(Saved entries)
— start —
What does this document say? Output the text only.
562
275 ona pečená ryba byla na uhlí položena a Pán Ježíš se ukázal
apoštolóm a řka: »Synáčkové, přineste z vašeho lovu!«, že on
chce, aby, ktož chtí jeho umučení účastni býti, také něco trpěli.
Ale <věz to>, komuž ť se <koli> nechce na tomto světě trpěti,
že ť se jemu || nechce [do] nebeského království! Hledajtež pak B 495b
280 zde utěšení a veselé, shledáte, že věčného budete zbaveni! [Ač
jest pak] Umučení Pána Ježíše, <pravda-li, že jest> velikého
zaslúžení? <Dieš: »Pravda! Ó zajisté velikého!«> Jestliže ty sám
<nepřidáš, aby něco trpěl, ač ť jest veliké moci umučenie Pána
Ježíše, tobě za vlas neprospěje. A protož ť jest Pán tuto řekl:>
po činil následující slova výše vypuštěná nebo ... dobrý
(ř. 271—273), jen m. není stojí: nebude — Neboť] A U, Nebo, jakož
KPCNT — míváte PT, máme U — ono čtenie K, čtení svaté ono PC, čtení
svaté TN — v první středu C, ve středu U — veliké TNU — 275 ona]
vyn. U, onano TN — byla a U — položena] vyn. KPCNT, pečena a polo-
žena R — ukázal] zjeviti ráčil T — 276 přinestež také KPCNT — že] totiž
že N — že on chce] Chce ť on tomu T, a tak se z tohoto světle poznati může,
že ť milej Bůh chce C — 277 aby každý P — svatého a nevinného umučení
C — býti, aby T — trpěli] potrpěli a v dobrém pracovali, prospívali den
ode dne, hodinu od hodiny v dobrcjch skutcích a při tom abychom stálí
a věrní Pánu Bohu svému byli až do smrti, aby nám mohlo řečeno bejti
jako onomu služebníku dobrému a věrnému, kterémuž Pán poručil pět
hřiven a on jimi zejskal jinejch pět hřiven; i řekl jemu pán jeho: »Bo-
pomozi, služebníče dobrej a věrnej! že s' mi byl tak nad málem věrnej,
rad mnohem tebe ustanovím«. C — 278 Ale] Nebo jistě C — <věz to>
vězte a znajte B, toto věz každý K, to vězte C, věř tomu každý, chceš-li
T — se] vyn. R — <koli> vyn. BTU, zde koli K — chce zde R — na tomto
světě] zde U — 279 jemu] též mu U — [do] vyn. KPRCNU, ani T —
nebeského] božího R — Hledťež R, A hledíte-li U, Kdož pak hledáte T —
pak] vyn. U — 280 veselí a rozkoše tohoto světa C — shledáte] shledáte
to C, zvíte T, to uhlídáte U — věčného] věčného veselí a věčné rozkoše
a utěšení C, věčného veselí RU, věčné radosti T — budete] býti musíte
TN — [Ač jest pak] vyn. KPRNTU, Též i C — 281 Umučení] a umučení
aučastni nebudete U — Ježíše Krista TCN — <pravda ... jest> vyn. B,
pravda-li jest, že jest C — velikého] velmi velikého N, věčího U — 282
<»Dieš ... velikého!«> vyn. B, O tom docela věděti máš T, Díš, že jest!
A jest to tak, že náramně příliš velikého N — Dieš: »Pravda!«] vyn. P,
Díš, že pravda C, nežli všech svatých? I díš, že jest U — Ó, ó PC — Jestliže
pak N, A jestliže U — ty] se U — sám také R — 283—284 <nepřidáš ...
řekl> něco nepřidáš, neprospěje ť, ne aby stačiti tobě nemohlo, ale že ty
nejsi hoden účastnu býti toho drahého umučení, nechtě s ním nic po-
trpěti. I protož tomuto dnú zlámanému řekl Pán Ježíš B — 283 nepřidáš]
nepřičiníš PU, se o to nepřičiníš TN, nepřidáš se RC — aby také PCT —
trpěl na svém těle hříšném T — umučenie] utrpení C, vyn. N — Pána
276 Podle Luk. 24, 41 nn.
— end —
▶ [PROMPT]: Copy out each line of the records that holds the string "veselí".

▶ [PROBLEM SOLUTION]:
pak] vyn. U — 280 veselí a rozkoše tohoto světa C — shledáte] shledáte
to C, zvíte T, to uhlídáte U — věčného] věčného veselí a věčné rozkoše
a utěšení C, věčného veselí RU, věčné radosti T — budete] býti musíte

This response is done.